Problem details ▸ Each line that holds the word "dificuldade" is to be identified and copied.

Stored dataset items ▸
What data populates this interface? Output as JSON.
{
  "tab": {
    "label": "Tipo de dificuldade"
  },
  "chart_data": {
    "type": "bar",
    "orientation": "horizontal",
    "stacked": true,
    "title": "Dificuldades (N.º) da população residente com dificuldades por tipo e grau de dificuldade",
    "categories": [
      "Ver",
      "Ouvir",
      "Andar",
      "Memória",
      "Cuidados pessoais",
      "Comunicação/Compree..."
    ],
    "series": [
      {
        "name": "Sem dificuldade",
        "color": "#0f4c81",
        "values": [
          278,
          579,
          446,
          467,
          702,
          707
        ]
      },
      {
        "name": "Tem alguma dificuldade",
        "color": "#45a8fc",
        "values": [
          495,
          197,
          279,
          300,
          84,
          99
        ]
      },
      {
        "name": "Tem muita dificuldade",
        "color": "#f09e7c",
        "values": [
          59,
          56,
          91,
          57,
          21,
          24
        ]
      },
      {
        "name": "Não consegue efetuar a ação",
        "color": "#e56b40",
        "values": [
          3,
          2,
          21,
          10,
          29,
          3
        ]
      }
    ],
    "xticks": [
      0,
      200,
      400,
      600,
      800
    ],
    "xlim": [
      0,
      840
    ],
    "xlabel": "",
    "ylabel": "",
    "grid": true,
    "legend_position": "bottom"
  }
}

Result of the task ▸
    "label": "Tipo de dificuldade"
    "title": "Dificuldades (N.º) da população residente com dificuldades por tipo e grau de dificuldade",
        "name": "Sem dificuldade",
        "name": "Tem alguma dificuldade",
        "name": "Tem muita dificuldade",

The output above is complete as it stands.